### Problem requirements
Count up the lines in the following listing that hold the word "portrait", then give only that count.

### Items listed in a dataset
* begin *
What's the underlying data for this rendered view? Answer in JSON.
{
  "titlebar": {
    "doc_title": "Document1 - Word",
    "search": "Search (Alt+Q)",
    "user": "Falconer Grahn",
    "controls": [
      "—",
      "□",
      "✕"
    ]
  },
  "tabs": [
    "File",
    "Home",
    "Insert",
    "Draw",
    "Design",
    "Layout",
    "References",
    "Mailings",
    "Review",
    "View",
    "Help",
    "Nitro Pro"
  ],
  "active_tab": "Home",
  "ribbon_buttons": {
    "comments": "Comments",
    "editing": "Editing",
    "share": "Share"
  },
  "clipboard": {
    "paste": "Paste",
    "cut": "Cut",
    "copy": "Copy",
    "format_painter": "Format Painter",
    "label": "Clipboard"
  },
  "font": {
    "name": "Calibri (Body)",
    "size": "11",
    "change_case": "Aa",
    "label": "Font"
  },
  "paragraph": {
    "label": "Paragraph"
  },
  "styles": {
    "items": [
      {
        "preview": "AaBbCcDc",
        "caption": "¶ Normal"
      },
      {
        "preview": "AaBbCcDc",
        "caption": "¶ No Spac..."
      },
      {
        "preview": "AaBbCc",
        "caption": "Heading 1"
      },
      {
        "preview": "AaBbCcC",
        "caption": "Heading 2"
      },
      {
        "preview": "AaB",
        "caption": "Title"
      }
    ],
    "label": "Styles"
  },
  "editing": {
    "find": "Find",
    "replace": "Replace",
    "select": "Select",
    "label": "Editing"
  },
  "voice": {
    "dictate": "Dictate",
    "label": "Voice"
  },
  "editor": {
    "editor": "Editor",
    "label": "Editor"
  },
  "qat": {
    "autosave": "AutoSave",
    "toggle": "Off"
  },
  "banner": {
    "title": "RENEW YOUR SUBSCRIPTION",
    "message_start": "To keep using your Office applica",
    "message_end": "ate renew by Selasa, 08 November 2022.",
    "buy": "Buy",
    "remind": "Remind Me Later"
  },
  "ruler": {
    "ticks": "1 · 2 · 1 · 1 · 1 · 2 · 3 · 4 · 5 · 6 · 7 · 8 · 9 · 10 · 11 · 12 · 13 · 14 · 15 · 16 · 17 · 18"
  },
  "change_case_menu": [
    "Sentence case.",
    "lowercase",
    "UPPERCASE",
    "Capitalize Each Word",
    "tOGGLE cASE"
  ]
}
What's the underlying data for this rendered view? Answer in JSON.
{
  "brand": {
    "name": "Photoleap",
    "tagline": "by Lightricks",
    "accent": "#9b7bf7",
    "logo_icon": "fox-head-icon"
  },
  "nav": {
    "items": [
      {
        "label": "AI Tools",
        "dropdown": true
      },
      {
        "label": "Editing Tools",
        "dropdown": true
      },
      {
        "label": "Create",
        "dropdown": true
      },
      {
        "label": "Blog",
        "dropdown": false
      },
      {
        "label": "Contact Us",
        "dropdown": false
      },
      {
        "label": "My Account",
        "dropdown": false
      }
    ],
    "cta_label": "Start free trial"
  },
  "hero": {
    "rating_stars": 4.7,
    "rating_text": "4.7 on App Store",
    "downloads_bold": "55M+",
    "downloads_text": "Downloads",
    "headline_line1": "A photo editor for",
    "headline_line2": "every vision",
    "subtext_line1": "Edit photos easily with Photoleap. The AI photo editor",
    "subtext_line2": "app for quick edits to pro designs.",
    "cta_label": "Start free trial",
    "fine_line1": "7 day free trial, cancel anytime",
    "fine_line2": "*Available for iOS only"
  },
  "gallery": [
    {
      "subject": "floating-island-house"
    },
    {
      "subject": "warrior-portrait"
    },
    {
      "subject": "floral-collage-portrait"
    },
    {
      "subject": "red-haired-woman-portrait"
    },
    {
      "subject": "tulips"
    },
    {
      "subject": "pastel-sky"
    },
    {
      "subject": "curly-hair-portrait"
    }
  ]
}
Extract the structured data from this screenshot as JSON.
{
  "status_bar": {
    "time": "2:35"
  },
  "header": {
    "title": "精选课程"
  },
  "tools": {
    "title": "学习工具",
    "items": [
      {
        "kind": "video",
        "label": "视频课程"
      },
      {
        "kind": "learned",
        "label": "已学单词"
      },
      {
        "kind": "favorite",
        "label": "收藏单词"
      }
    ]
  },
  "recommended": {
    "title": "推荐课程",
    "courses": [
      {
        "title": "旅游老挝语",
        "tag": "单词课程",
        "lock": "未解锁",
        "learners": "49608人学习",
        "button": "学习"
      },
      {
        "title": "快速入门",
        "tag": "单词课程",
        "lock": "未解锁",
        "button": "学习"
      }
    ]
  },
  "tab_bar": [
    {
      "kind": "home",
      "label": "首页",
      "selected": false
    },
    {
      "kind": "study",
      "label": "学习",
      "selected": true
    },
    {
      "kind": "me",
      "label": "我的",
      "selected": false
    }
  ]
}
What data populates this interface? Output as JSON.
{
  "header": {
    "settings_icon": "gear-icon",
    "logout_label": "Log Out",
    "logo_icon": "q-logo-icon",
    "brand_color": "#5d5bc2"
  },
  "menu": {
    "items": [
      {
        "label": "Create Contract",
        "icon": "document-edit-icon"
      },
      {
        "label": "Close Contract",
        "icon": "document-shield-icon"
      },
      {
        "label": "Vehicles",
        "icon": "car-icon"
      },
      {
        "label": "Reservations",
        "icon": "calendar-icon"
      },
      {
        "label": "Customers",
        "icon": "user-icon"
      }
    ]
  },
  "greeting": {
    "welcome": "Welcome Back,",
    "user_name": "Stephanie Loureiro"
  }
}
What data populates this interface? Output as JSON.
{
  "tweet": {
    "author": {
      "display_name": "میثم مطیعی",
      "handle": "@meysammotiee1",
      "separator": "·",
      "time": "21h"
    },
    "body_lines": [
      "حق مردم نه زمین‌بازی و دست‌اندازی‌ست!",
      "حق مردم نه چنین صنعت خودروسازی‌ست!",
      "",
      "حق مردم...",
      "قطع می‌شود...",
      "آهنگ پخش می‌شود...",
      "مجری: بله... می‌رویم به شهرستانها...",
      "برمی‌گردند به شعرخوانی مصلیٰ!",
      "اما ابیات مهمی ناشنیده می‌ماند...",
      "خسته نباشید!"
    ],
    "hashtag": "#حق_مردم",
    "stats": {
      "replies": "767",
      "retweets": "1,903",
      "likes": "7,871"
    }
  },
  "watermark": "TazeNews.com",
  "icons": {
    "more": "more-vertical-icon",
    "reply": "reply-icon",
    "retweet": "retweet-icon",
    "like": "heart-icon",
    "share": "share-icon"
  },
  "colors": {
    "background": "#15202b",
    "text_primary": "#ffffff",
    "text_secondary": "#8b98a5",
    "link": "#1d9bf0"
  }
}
* end *
### Full output
4